[Data items]

--

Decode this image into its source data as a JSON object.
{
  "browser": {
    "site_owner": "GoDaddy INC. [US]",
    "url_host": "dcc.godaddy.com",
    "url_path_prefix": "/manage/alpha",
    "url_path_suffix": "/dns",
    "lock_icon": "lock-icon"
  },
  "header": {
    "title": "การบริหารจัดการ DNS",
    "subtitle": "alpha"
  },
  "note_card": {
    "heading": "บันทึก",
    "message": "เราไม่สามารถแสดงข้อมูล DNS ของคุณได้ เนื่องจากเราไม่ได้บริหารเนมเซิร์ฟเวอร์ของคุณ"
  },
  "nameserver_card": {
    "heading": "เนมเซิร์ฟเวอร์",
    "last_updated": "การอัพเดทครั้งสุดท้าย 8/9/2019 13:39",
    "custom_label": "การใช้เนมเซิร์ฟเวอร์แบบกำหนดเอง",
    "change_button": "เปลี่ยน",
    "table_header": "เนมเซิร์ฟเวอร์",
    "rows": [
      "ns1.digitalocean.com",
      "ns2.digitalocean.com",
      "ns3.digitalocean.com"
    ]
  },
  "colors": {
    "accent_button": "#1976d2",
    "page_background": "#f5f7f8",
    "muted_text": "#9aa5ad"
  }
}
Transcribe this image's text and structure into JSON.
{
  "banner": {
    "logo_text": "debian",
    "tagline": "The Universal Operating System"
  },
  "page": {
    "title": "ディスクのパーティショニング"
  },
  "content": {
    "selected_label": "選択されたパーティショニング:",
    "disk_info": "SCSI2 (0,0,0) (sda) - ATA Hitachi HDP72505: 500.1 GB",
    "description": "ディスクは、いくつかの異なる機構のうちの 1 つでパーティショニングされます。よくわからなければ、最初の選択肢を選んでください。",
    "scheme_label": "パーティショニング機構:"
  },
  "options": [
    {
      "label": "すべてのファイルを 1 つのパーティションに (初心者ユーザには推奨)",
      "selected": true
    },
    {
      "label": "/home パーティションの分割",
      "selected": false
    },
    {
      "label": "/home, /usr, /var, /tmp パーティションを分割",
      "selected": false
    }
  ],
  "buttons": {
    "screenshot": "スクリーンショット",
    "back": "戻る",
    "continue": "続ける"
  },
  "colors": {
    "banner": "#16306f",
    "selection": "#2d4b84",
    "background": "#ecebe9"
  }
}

--

**WHAT YOU ARE ASKED TO DO**
Quote every entry exactly.

**RIGHT ANSWER**
Decode this image into its source data as a JSON object.
{
  "browser": {
    "site_owner": "GoDaddy INC. [US]",
    "url_host": "dcc.godaddy.com",
    "url_path_prefix": "/manage/alpha",
    "url_path_suffix": "/dns",
    "lock_icon": "lock-icon"
  },
  "header": {
    "title": "การบริหารจัดการ DNS",
    "subtitle": "alpha"
  },
  "note_card": {
    "heading": "บันทึก",
    "message": "เราไม่สามารถแสดงข้อมูล DNS ของคุณได้ เนื่องจากเราไม่ได้บริหารเนมเซิร์ฟเวอร์ของคุณ"
  },
  "nameserver_card": {
    "heading": "เนมเซิร์ฟเวอร์",
    "last_updated": "การอัพเดทครั้งสุดท้าย 8/9/2019 13:39",
    "custom_label": "การใช้เนมเซิร์ฟเวอร์แบบกำหนดเอง",
    "change_button": "เปลี่ยน",
    "table_header": "เนมเซิร์ฟเวอร์",
    "rows": [
      "ns1.digitalocean.com",
      "ns2.digitalocean.com",
      "ns3.digitalocean.com"
    ]
  },
  "colors": {
    "accent_button": "#1976d2",
    "page_background": "#f5f7f8",
    "muted_text": "#9aa5ad"
  }
}
Transcribe this image's text and structure into JSON.
{
  "banner": {
    "logo_text": "debian",
    "tagline": "The Universal Operating System"
  },
  "page": {
    "title": "ディスクのパーティショニング"
  },
  "content": {
    "selected_label": "選択されたパーティショニング:",
    "disk_info": "SCSI2 (0,0,0) (sda) - ATA Hitachi HDP72505: 500.1 GB",
    "description": "ディスクは、いくつかの異なる機構のうちの 1 つでパーティショニングされます。よくわからなければ、最初の選択肢を選んでください。",
    "scheme_label": "パーティショニング機構:"
  },
  "options": [
    {
      "label": "すべてのファイルを 1 つのパーティションに (初心者ユーザには推奨)",
      "selected": true
    },
    {
      "label": "/home パーティションの分割",
      "selected": false
    },
    {
      "label": "/home, /usr, /var, /tmp パーティションを分割",
      "selected": false
    }
  ],
  "buttons": {
    "screenshot": "スクリーンショット",
    "back": "戻る",
    "continue": "続ける"
  },
  "colors": {
    "banner": "#16306f",
    "selection": "#2d4b84",
    "background": "#ecebe9"
  }
}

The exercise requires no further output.